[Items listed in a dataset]
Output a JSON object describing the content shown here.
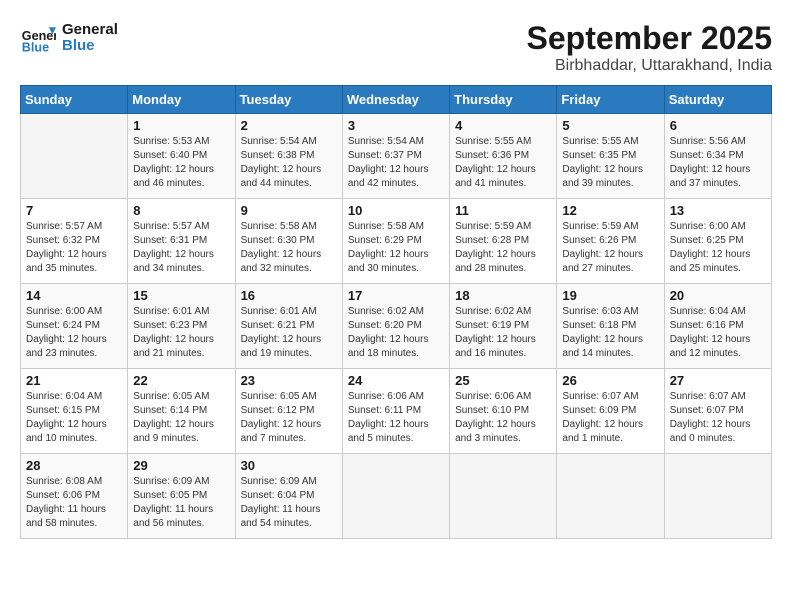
{
  "logo": {
    "line1": "General",
    "line2": "Blue"
  },
  "title": "September 2025",
  "location": "Birbhaddar, Uttarakhand, India",
  "days_of_week": [
    "Sunday",
    "Monday",
    "Tuesday",
    "Wednesday",
    "Thursday",
    "Friday",
    "Saturday"
  ],
  "weeks": [
    [
      {
        "day": "",
        "detail": ""
      },
      {
        "day": "1",
        "detail": "Sunrise: 5:53 AM\nSunset: 6:40 PM\nDaylight: 12 hours\nand 46 minutes."
      },
      {
        "day": "2",
        "detail": "Sunrise: 5:54 AM\nSunset: 6:38 PM\nDaylight: 12 hours\nand 44 minutes."
      },
      {
        "day": "3",
        "detail": "Sunrise: 5:54 AM\nSunset: 6:37 PM\nDaylight: 12 hours\nand 42 minutes."
      },
      {
        "day": "4",
        "detail": "Sunrise: 5:55 AM\nSunset: 6:36 PM\nDaylight: 12 hours\nand 41 minutes."
      },
      {
        "day": "5",
        "detail": "Sunrise: 5:55 AM\nSunset: 6:35 PM\nDaylight: 12 hours\nand 39 minutes."
      },
      {
        "day": "6",
        "detail": "Sunrise: 5:56 AM\nSunset: 6:34 PM\nDaylight: 12 hours\nand 37 minutes."
      }
    ],
    [
      {
        "day": "7",
        "detail": "Sunrise: 5:57 AM\nSunset: 6:32 PM\nDaylight: 12 hours\nand 35 minutes."
      },
      {
        "day": "8",
        "detail": "Sunrise: 5:57 AM\nSunset: 6:31 PM\nDaylight: 12 hours\nand 34 minutes."
      },
      {
        "day": "9",
        "detail": "Sunrise: 5:58 AM\nSunset: 6:30 PM\nDaylight: 12 hours\nand 32 minutes."
      },
      {
        "day": "10",
        "detail": "Sunrise: 5:58 AM\nSunset: 6:29 PM\nDaylight: 12 hours\nand 30 minutes."
      },
      {
        "day": "11",
        "detail": "Sunrise: 5:59 AM\nSunset: 6:28 PM\nDaylight: 12 hours\nand 28 minutes."
      },
      {
        "day": "12",
        "detail": "Sunrise: 5:59 AM\nSunset: 6:26 PM\nDaylight: 12 hours\nand 27 minutes."
      },
      {
        "day": "13",
        "detail": "Sunrise: 6:00 AM\nSunset: 6:25 PM\nDaylight: 12 hours\nand 25 minutes."
      }
    ],
    [
      {
        "day": "14",
        "detail": "Sunrise: 6:00 AM\nSunset: 6:24 PM\nDaylight: 12 hours\nand 23 minutes."
      },
      {
        "day": "15",
        "detail": "Sunrise: 6:01 AM\nSunset: 6:23 PM\nDaylight: 12 hours\nand 21 minutes."
      },
      {
        "day": "16",
        "detail": "Sunrise: 6:01 AM\nSunset: 6:21 PM\nDaylight: 12 hours\nand 19 minutes."
      },
      {
        "day": "17",
        "detail": "Sunrise: 6:02 AM\nSunset: 6:20 PM\nDaylight: 12 hours\nand 18 minutes."
      },
      {
        "day": "18",
        "detail": "Sunrise: 6:02 AM\nSunset: 6:19 PM\nDaylight: 12 hours\nand 16 minutes."
      },
      {
        "day": "19",
        "detail": "Sunrise: 6:03 AM\nSunset: 6:18 PM\nDaylight: 12 hours\nand 14 minutes."
      },
      {
        "day": "20",
        "detail": "Sunrise: 6:04 AM\nSunset: 6:16 PM\nDaylight: 12 hours\nand 12 minutes."
      }
    ],
    [
      {
        "day": "21",
        "detail": "Sunrise: 6:04 AM\nSunset: 6:15 PM\nDaylight: 12 hours\nand 10 minutes."
      },
      {
        "day": "22",
        "detail": "Sunrise: 6:05 AM\nSunset: 6:14 PM\nDaylight: 12 hours\nand 9 minutes."
      },
      {
        "day": "23",
        "detail": "Sunrise: 6:05 AM\nSunset: 6:12 PM\nDaylight: 12 hours\nand 7 minutes."
      },
      {
        "day": "24",
        "detail": "Sunrise: 6:06 AM\nSunset: 6:11 PM\nDaylight: 12 hours\nand 5 minutes."
      },
      {
        "day": "25",
        "detail": "Sunrise: 6:06 AM\nSunset: 6:10 PM\nDaylight: 12 hours\nand 3 minutes."
      },
      {
        "day": "26",
        "detail": "Sunrise: 6:07 AM\nSunset: 6:09 PM\nDaylight: 12 hours\nand 1 minute."
      },
      {
        "day": "27",
        "detail": "Sunrise: 6:07 AM\nSunset: 6:07 PM\nDaylight: 12 hours\nand 0 minutes."
      }
    ],
    [
      {
        "day": "28",
        "detail": "Sunrise: 6:08 AM\nSunset: 6:06 PM\nDaylight: 11 hours\nand 58 minutes."
      },
      {
        "day": "29",
        "detail": "Sunrise: 6:09 AM\nSunset: 6:05 PM\nDaylight: 11 hours\nand 56 minutes."
      },
      {
        "day": "30",
        "detail": "Sunrise: 6:09 AM\nSunset: 6:04 PM\nDaylight: 11 hours\nand 54 minutes."
      },
      {
        "day": "",
        "detail": ""
      },
      {
        "day": "",
        "detail": ""
      },
      {
        "day": "",
        "detail": ""
      },
      {
        "day": "",
        "detail": ""
      }
    ]
  ]
}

Objective: Copy the listing over exactly, skipping the pictures it holds.

Exercise answer:
Output a JSON object describing the content shown here.
{
  "logo": {
    "line1": "General",
    "line2": "Blue"
  },
  "title": "September 2025",
  "location": "Birbhaddar, Uttarakhand, India",
  "days_of_week": [
    "Sunday",
    "Monday",
    "Tuesday",
    "Wednesday",
    "Thursday",
    "Friday",
    "Saturday"
  ],
  "weeks": [
    [
      {
        "day": "",
        "detail": ""
      },
      {
        "day": "1",
        "detail": "Sunrise: 5:53 AM\nSunset: 6:40 PM\nDaylight: 12 hours\nand 46 minutes."
      },
      {
        "day": "2",
        "detail": "Sunrise: 5:54 AM\nSunset: 6:38 PM\nDaylight: 12 hours\nand 44 minutes."
      },
      {
        "day": "3",
        "detail": "Sunrise: 5:54 AM\nSunset: 6:37 PM\nDaylight: 12 hours\nand 42 minutes."
      },
      {
        "day": "4",
        "detail": "Sunrise: 5:55 AM\nSunset: 6:36 PM\nDaylight: 12 hours\nand 41 minutes."
      },
      {
        "day": "5",
        "detail": "Sunrise: 5:55 AM\nSunset: 6:35 PM\nDaylight: 12 hours\nand 39 minutes."
      },
      {
        "day": "6",
        "detail": "Sunrise: 5:56 AM\nSunset: 6:34 PM\nDaylight: 12 hours\nand 37 minutes."
      }
    ],
    [
      {
        "day": "7",
        "detail": "Sunrise: 5:57 AM\nSunset: 6:32 PM\nDaylight: 12 hours\nand 35 minutes."
      },
      {
        "day": "8",
        "detail": "Sunrise: 5:57 AM\nSunset: 6:31 PM\nDaylight: 12 hours\nand 34 minutes."
      },
      {
        "day": "9",
        "detail": "Sunrise: 5:58 AM\nSunset: 6:30 PM\nDaylight: 12 hours\nand 32 minutes."
      },
      {
        "day": "10",
        "detail": "Sunrise: 5:58 AM\nSunset: 6:29 PM\nDaylight: 12 hours\nand 30 minutes."
      },
      {
        "day": "11",
        "detail": "Sunrise: 5:59 AM\nSunset: 6:28 PM\nDaylight: 12 hours\nand 28 minutes."
      },
      {
        "day": "12",
        "detail": "Sunrise: 5:59 AM\nSunset: 6:26 PM\nDaylight: 12 hours\nand 27 minutes."
      },
      {
        "day": "13",
        "detail": "Sunrise: 6:00 AM\nSunset: 6:25 PM\nDaylight: 12 hours\nand 25 minutes."
      }
    ],
    [
      {
        "day": "14",
        "detail": "Sunrise: 6:00 AM\nSunset: 6:24 PM\nDaylight: 12 hours\nand 23 minutes."
      },
      {
        "day": "15",
        "detail": "Sunrise: 6:01 AM\nSunset: 6:23 PM\nDaylight: 12 hours\nand 21 minutes."
      },
      {
        "day": "16",
        "detail": "Sunrise: 6:01 AM\nSunset: 6:21 PM\nDaylight: 12 hours\nand 19 minutes."
      },
      {
        "day": "17",
        "detail": "Sunrise: 6:02 AM\nSunset: 6:20 PM\nDaylight: 12 hours\nand 18 minutes."
      },
      {
        "day": "18",
        "detail": "Sunrise: 6:02 AM\nSunset: 6:19 PM\nDaylight: 12 hours\nand 16 minutes."
      },
      {
        "day": "19",
        "detail": "Sunrise: 6:03 AM\nSunset: 6:18 PM\nDaylight: 12 hours\nand 14 minutes."
      },
      {
        "day": "20",
        "detail": "Sunrise: 6:04 AM\nSunset: 6:16 PM\nDaylight: 12 hours\nand 12 minutes."
      }
    ],
    [
      {
        "day": "21",
        "detail": "Sunrise: 6:04 AM\nSunset: 6:15 PM\nDaylight: 12 hours\nand 10 minutes."
      },
      {
        "day": "22",
        "detail": "Sunrise: 6:05 AM\nSunset: 6:14 PM\nDaylight: 12 hours\nand 9 minutes."
      },
      {
        "day": "23",
        "detail": "Sunrise: 6:05 AM\nSunset: 6:12 PM\nDaylight: 12 hours\nand 7 minutes."
      },
      {
        "day": "24",
        "detail": "Sunrise: 6:06 AM\nSunset: 6:11 PM\nDaylight: 12 hours\nand 5 minutes."
      },
      {
        "day": "25",
        "detail": "Sunrise: 6:06 AM\nSunset: 6:10 PM\nDaylight: 12 hours\nand 3 minutes."
      },
      {
        "day": "26",
        "detail": "Sunrise: 6:07 AM\nSunset: 6:09 PM\nDaylight: 12 hours\nand 1 minute."
      },
      {
        "day": "27",
        "detail": "Sunrise: 6:07 AM\nSunset: 6:07 PM\nDaylight: 12 hours\nand 0 minutes."
      }
    ],
    [
      {
        "day": "28",
        "detail": "Sunrise: 6:08 AM\nSunset: 6:06 PM\nDaylight: 11 hours\nand 58 minutes."
      },
      {
        "day": "29",
        "detail": "Sunrise: 6:09 AM\nSunset: 6:05 PM\nDaylight: 11 hours\nand 56 minutes."
      },
      {
        "day": "30",
        "detail": "Sunrise: 6:09 AM\nSunset: 6:04 PM\nDaylight: 11 hours\nand 54 minutes."
      },
      {
        "day": "",
        "detail": ""
      },
      {
        "day": "",
        "detail": ""
      },
      {
        "day": "",
        "detail": ""
      },
      {
        "day": "",
        "detail": ""
      }
    ]
  ]
}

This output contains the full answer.